**Description of the task**. Look through the records below and give the number of lines holding the string "vähemmän", nothing more.

**Entries supplied**.
━━━━━━

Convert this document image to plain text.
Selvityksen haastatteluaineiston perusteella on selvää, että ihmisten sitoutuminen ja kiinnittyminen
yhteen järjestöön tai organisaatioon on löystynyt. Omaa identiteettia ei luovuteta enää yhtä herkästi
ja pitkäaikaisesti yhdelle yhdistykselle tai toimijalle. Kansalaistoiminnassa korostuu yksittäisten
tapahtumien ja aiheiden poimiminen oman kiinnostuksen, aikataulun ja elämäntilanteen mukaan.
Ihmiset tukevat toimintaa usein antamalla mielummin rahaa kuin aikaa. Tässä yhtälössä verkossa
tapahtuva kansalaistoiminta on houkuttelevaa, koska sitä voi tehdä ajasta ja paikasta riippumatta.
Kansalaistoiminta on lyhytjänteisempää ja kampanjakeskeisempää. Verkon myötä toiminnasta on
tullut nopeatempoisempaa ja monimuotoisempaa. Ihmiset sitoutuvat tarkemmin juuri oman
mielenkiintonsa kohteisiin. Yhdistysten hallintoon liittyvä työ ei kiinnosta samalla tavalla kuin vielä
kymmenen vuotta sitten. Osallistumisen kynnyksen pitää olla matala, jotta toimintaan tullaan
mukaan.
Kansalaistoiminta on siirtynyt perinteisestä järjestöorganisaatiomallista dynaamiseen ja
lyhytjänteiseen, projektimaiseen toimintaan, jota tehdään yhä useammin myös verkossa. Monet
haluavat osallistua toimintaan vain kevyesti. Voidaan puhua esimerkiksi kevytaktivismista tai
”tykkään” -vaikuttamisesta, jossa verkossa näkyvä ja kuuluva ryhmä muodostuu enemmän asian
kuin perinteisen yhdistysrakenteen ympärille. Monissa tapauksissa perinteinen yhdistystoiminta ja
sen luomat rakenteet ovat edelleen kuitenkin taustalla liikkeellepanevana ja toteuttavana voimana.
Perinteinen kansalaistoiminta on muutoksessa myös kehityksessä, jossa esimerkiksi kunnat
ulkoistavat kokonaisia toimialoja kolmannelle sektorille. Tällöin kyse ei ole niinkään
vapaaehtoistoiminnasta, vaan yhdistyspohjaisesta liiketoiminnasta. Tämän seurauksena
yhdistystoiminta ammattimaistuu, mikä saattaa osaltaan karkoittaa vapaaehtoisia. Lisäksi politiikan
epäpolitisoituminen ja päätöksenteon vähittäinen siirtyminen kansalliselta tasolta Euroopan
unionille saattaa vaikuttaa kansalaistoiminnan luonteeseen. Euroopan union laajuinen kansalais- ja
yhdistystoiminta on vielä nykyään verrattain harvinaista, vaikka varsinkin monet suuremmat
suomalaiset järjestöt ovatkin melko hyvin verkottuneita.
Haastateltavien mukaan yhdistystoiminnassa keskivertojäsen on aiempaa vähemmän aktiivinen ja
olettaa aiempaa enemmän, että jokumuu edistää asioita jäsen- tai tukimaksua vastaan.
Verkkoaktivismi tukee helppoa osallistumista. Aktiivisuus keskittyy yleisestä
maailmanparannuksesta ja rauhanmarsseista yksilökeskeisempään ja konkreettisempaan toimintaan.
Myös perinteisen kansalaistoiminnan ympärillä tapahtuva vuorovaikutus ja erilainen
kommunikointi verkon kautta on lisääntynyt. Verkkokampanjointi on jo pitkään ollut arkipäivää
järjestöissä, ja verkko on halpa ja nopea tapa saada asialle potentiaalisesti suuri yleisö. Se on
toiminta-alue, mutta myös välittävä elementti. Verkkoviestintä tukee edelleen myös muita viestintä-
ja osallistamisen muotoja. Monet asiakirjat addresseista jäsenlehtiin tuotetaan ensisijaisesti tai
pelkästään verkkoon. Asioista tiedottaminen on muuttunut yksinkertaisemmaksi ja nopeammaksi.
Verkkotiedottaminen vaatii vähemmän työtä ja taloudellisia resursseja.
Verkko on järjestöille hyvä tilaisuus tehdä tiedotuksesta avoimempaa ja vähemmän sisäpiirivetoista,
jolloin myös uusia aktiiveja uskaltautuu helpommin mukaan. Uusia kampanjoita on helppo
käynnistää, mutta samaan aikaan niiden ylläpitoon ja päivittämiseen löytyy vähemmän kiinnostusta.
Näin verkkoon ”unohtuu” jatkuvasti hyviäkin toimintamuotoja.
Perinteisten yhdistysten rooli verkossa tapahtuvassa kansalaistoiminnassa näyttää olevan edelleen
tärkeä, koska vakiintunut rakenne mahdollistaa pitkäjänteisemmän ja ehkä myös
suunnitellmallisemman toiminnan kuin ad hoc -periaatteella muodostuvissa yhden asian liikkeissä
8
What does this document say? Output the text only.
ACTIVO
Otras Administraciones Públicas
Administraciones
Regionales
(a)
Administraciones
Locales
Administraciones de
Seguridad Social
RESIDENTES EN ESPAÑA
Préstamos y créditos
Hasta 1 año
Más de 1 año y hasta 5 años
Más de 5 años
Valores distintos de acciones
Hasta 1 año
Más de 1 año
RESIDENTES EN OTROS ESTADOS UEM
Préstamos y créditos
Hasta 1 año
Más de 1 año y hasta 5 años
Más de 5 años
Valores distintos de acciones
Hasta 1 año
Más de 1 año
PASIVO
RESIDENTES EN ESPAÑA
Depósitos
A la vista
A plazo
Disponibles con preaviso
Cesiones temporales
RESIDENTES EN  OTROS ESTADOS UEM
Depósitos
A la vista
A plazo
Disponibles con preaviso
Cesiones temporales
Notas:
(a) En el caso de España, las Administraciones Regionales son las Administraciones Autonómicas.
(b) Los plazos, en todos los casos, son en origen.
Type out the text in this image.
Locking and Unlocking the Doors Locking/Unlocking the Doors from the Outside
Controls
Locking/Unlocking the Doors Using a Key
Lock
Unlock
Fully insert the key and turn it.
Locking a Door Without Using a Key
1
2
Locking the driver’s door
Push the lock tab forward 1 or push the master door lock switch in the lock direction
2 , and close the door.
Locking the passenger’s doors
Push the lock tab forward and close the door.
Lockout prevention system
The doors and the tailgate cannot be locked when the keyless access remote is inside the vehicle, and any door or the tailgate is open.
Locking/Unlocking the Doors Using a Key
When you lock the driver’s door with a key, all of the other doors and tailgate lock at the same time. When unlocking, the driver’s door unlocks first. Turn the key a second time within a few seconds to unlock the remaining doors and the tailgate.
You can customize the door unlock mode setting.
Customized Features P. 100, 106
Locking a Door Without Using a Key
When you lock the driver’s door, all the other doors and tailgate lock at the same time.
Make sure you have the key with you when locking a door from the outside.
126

━━━━━━

**Answer to the exercise**. 4